Reproduce all the lines exactly as they stand, apart from the pictures.
Start of Records to process
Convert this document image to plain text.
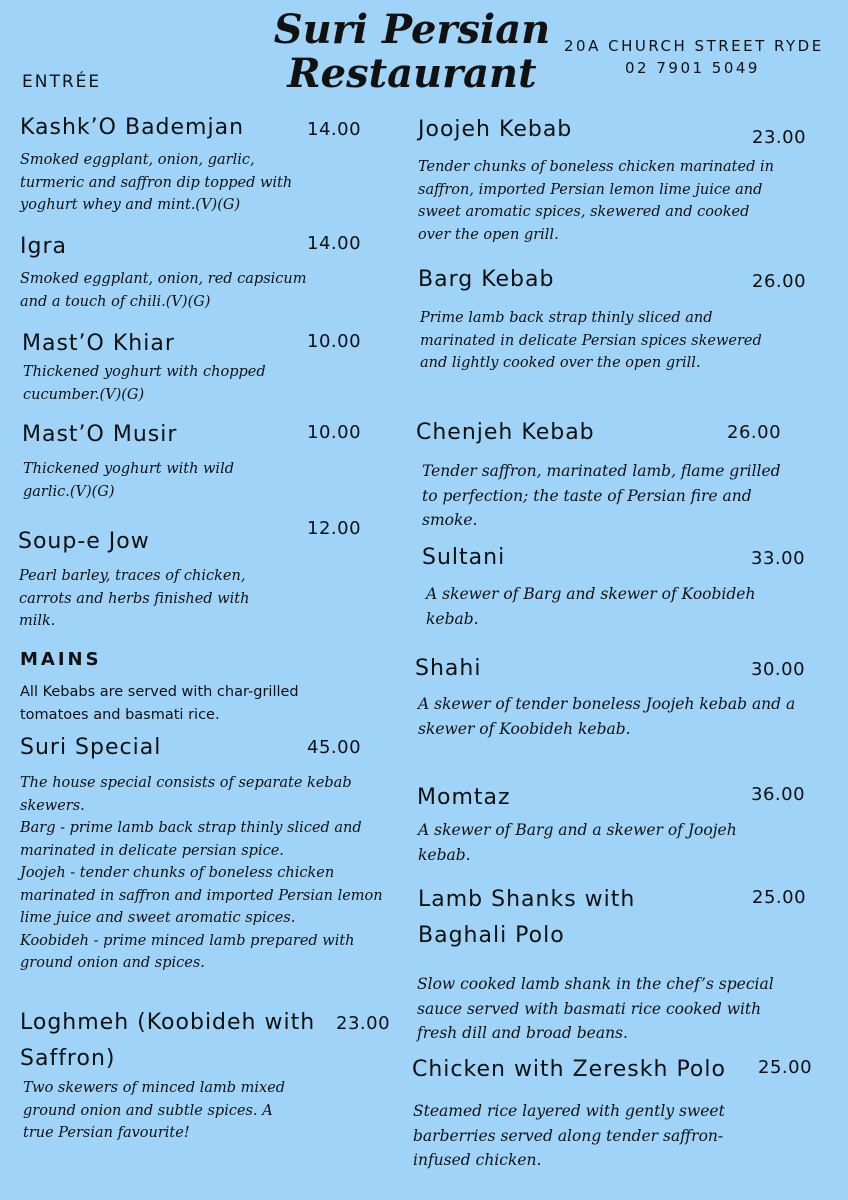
Suri Persian
Restaurant
20A CHURCH STREET RYDE
02 7901 5049
ENTRÉE
Kashk’O Bademjan	14.00
Smoked eggplant, onion, garlic, turmeric and saffron dip topped with yoghurt whey and mint.(V)(G)
Igra	14.00
Smoked eggplant, onion, red capsicum and a touch of chili.(V)(G)
Mast’O Khiar	10.00
Thickened yoghurt with chopped cucumber.(V)(G)
Mast’O Musir	10.00
Thickened yoghurt with wild garlic.(V)(G)
Soup-e Jow
12.00
Pearl barley, traces of chicken, carrots and herbs finished with milk.
MAINS
All Kebabs are served with char-grilled tomatoes and basmati rice.
Suri Special	45.00
The house special consists of separate kebab skewers.
Barg - prime lamb back strap thinly sliced and marinated in delicate persian spice.
Joojeh - tender chunks of boneless chicken marinated in saffron and imported Persian lemon lime juice and sweet aromatic spices.
Koobideh - prime minced lamb prepared with ground onion and spices.
Loghmeh (Koobideh with Saffron)
23.00
Two skewers of minced lamb mixed ground onion and subtle spices. A true Persian favourite!
Joojeh Kebab	23.00
Tender chunks of boneless chicken marinated in saffron, imported Persian lemon lime juice and sweet aromatic spices, skewered and cooked over the open grill.
Barg Kebab	26.00
Prime lamb back strap thinly sliced and marinated in delicate Persian spices skewered and lightly cooked over the open grill.
Chenjeh Kebab	26.00
Tender saffron, marinated lamb, flame grilled to perfection; the taste of Persian fire and smoke.
Sultani	33.00
A skewer of Barg and skewer of Koobideh kebab.
Shahi	30.00
A skewer of tender boneless Joojeh kebab and a skewer of Koobideh kebab.
Momtaz	36.00
A skewer of Barg and a skewer of Joojeh kebab.
Lamb Shanks with Baghali Polo
25.00
Slow cooked lamb shank in the chef’s special sauce served with basmati rice cooked with fresh dill and broad beans.
Chicken with Zereskh Polo 25.00
Steamed rice layered with gently sweet barberries served along tender saffron-infused chicken.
End of Records to process
> [Written response]:
Convert this document image to plain text.
Suri Persian
Restaurant
20A CHURCH STREET RYDE
02 7901 5049
ENTRÉE
Kashk’O Bademjan	14.00
Smoked eggplant, onion, garlic, turmeric and saffron dip topped with yoghurt whey and mint.(V)(G)
Igra	14.00
Smoked eggplant, onion, red capsicum and a touch of chili.(V)(G)
Mast’O Khiar	10.00
Thickened yoghurt with chopped cucumber.(V)(G)
Mast’O Musir	10.00
Thickened yoghurt with wild garlic.(V)(G)
Soup-e Jow
12.00
Pearl barley, traces of chicken, carrots and herbs finished with milk.
MAINS
All Kebabs are served with char-grilled tomatoes and basmati rice.
Suri Special	45.00
The house special consists of separate kebab skewers.
Barg - prime lamb back strap thinly sliced and marinated in delicate persian spice.
Joojeh - tender chunks of boneless chicken marinated in saffron and imported Persian lemon lime juice and sweet aromatic spices.
Koobideh - prime minced lamb prepared with ground onion and spices.
Loghmeh (Koobideh with Saffron)
23.00
Two skewers of minced lamb mixed ground onion and subtle spices. A true Persian favourite!
Joojeh Kebab	23.00
Tender chunks of boneless chicken marinated in saffron, imported Persian lemon lime juice and sweet aromatic spices, skewered and cooked over the open grill.
Barg Kebab	26.00
Prime lamb back strap thinly sliced and marinated in delicate Persian spices skewered and lightly cooked over the open grill.
Chenjeh Kebab	26.00
Tender saffron, marinated lamb, flame grilled to perfection; the taste of Persian fire and smoke.
Sultani	33.00
A skewer of Barg and skewer of Koobideh kebab.
Shahi	30.00
A skewer of tender boneless Joojeh kebab and a skewer of Koobideh kebab.
Momtaz	36.00
A skewer of Barg and a skewer of Joojeh kebab.
Lamb Shanks with Baghali Polo
25.00
Slow cooked lamb shank in the chef’s special sauce served with basmati rice cooked with fresh dill and broad beans.
Chicken with Zereskh Polo 25.00
Steamed rice layered with gently sweet barberries served along tender saffron-infused chicken.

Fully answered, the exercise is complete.